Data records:
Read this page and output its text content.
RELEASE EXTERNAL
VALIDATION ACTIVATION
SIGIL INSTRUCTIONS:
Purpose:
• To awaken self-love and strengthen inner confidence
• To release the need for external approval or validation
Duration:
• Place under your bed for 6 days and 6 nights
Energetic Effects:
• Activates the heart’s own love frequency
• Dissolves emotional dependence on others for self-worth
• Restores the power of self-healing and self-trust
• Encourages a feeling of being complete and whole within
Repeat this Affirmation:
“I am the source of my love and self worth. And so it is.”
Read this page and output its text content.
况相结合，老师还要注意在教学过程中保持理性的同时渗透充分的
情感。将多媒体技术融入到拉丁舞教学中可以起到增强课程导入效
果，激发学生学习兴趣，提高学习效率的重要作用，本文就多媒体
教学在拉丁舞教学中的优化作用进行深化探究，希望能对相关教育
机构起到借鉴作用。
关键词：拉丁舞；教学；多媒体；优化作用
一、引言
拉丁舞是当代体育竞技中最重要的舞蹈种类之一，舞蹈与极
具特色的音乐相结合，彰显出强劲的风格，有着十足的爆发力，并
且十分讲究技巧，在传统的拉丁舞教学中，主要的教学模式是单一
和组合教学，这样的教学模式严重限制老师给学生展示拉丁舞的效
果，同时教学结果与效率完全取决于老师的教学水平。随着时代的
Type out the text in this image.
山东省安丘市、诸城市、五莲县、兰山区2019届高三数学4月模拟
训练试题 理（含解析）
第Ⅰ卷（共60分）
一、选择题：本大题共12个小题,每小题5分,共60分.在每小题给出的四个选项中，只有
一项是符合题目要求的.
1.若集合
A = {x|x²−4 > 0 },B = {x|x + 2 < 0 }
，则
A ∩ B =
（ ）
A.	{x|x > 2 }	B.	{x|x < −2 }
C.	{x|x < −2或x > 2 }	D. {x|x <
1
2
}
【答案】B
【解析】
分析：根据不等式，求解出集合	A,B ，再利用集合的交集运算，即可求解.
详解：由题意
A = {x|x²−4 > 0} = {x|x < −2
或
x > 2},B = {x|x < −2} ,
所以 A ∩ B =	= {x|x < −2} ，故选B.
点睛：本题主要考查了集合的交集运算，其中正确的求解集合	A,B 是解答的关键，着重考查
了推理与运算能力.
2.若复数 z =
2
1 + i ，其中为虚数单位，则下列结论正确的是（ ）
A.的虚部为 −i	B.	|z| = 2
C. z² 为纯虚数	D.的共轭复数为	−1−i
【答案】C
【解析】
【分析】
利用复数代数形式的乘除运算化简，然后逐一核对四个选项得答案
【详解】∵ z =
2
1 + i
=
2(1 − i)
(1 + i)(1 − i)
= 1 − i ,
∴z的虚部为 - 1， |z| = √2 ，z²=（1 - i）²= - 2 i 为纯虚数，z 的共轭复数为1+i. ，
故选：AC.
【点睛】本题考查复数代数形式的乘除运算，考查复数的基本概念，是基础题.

GIVEN INSTRUCTION:
Give the number of lines that hold the word "love" in these records, with nothing added.

TASK RESULT:
3